▸ **Excerpted passage**:

BAC sequencing revealed two genes, FLOT and DAXX, that are MHC-linked in non-avian vertebrates [10, 11], but have not been described in chicken. The relatively close linkage to MHC Class I and II genes of FLOT, TUBB and DAXX in the zebra finch is actually more similar to the organisation in some teleost MHCs [for example, ] than it is to either Xenopus or the human MHC, where DAXX is physically distant from the FLOT and TUBB genes. Chicken chromosome 16, like the zebra finch, is not well assembled at this point so it is possible that these genes will be found as the chicken assembly continues to improve.
Phylogenetic analyses highlight the clustering of Class IIB loci by species rather than by orthology relationships, suggesting a history of concerted evolution, at least on portions of the genes [38, 60, 61]. We did, however, identify a unique Class IIB lineage that falls at the base of all other passerine Class II sequences. This appears to be a novel locus that has not previously been sequenced in birds and it is unknown whether it is expressed and/or polymorphic. Further analysis will be needed to clarify the role of this locus but its discovery underscores the utility of genomic approaches (rather than PCR amplification using degenerate primers) for characterizing MHC genes in birds. Tests of selection using zebra finch and other passerine MHC sequences support a strong role of selection in shaping patterns of polymorphism in the peptide binding region of Class I and Class II genes in passerines. The specific sites under positive selection are similar to those previously identified for other bird groups [53, 54] and they closely match the peptide binding regions in humans [51, 52]. High variability among individuals in RFLP banding patterns support the prediction that MHC Class IIB genes are influenced by balancing selection.

▸ **Required tasks**:
1. In the MHC excerpt, rewrite the section starting with "BAC sequencing revealed" and going on through "continues to improve.", swapping "zebra finch" for "songbird".
2. Can you condense the paragraph of the MHC excerpt that opens "Phylogenetic analyses highlight" into a shorter version that keeps its main facts?
The records have no connection to the MHC excerpt.

▸ **Data extracts**:

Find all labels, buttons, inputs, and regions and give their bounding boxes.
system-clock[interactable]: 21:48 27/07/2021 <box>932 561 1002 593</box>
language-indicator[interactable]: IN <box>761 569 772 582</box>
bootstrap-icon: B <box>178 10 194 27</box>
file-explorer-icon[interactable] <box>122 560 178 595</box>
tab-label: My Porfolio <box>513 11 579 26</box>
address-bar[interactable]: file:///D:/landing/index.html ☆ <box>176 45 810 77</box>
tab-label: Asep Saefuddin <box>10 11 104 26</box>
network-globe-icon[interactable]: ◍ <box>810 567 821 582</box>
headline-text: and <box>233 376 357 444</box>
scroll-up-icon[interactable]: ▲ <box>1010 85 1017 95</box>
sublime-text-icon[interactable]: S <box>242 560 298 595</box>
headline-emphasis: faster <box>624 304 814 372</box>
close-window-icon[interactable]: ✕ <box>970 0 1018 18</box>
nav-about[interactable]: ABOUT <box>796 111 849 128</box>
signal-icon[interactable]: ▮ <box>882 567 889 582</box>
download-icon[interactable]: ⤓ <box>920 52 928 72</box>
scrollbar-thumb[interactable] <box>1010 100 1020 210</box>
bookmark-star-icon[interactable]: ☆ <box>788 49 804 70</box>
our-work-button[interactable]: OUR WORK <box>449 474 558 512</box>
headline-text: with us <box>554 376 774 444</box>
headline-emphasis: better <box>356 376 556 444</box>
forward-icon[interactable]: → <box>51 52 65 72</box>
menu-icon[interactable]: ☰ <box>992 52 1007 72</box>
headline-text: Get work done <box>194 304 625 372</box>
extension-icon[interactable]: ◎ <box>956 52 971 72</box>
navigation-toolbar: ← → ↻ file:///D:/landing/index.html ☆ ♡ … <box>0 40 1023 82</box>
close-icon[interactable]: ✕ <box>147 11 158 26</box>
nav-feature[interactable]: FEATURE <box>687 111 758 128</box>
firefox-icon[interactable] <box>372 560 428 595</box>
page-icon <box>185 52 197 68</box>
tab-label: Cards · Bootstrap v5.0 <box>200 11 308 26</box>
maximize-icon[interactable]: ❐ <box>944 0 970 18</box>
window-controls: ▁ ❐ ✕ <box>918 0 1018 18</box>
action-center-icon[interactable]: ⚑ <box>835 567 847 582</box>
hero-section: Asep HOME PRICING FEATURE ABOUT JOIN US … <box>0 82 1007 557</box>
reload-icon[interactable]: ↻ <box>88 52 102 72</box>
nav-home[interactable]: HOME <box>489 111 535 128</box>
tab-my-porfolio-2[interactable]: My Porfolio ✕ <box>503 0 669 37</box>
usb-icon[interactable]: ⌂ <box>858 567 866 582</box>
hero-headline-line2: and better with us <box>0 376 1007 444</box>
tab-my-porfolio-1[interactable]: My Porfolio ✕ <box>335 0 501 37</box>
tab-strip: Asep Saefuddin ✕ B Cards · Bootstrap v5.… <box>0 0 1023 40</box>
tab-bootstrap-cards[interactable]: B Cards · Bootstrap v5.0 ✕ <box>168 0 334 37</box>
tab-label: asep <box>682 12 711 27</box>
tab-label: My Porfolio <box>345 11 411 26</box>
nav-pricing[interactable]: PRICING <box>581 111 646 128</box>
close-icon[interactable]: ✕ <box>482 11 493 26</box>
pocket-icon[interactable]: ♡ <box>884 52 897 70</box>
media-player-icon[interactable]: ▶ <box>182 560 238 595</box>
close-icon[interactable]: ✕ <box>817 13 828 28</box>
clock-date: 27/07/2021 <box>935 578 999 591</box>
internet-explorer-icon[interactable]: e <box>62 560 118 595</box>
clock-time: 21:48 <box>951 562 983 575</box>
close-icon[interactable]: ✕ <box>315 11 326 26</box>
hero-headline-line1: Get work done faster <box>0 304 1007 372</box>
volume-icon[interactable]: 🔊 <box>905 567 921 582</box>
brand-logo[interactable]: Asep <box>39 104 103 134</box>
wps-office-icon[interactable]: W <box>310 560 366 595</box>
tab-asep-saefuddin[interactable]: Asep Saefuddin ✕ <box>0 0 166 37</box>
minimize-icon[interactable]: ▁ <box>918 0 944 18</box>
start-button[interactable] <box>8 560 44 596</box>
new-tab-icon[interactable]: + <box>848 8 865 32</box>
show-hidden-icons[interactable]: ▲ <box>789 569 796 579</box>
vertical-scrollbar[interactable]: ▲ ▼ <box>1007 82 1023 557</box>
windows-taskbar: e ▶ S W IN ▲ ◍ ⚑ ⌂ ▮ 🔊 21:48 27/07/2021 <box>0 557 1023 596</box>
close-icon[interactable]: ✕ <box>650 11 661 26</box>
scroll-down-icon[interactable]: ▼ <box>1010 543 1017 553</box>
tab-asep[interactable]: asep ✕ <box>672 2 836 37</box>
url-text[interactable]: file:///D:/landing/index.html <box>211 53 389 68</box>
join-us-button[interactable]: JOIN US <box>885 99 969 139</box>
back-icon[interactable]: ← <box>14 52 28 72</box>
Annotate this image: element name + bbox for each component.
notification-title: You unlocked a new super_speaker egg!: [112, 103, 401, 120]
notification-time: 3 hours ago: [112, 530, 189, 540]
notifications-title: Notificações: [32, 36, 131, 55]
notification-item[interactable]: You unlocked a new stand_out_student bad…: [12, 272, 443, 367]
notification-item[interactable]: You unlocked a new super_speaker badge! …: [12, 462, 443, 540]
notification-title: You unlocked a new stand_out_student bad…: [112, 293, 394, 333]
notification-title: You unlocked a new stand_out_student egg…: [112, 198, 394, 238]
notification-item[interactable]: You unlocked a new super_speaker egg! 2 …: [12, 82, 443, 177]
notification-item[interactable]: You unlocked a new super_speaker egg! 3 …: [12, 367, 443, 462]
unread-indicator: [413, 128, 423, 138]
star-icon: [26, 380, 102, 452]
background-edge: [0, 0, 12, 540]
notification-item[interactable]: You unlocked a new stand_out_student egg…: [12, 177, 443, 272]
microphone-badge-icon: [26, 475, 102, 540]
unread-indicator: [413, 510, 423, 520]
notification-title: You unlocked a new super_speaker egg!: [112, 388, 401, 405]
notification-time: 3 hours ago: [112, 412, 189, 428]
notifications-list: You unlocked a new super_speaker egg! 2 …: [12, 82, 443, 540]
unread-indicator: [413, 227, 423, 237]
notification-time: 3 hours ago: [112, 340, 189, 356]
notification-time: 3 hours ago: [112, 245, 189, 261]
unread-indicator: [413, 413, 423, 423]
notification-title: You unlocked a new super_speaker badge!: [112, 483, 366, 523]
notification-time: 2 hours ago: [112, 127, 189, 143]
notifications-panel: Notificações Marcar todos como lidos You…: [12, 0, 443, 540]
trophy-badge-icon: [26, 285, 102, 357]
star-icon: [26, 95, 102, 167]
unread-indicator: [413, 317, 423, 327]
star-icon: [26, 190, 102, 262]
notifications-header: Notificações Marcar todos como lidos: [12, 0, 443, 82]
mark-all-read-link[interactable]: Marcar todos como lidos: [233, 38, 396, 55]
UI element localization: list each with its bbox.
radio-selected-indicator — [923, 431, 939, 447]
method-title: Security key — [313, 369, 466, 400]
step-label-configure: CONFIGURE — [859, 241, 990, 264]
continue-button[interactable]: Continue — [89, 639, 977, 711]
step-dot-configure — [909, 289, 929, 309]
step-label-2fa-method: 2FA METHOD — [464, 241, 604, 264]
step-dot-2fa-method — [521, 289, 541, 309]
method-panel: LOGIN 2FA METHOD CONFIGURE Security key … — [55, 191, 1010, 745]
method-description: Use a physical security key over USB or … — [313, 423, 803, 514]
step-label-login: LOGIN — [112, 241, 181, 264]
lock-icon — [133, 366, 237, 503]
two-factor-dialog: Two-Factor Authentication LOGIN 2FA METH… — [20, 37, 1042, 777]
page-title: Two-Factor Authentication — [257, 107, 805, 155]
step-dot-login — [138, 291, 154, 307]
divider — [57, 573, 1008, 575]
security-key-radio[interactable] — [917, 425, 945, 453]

▸ **Solution set**:
1.
BAC sequencing revealed two genes, FLOT and DAXX, that are MHC-linked in non-avian vertebrates [10, 11], but have not been described in chicken. The relatively close linkage to MHC Class I and II genes of FLOT, TUBB and DAXX in the songbird is actually more similar to the organisation in some teleost MHCs [for example, ] than it is to either Xenopus or the human MHC, where DAXX is physically distant from the FLOT and TUBB genes. Chicken chromosome 16, like the songbird, is not well assembled at this point so it is possible that these genes will be found as the chicken assembly continues to improve.

2. Class IIB loci cluster by species rather than by orthology, which suggests concerted evolution on at least parts of the genes. A unique Class IIB lineage sits at the base of all other passerine Class II sequences. This apparently novel locus has not been sequenced in birds before, and whether it is expressed or polymorphic is unknown. Its discovery shows the value of genomic approaches over PCR with degenerate primers. Selection tests point to strong selection on the peptide binding region of passerine Class I and Class II genes. The positively selected sites resemble those found in other bird groups and closely match human peptide binding regions. High variability in RFLP banding among individuals supports balancing selection on Class IIB genes.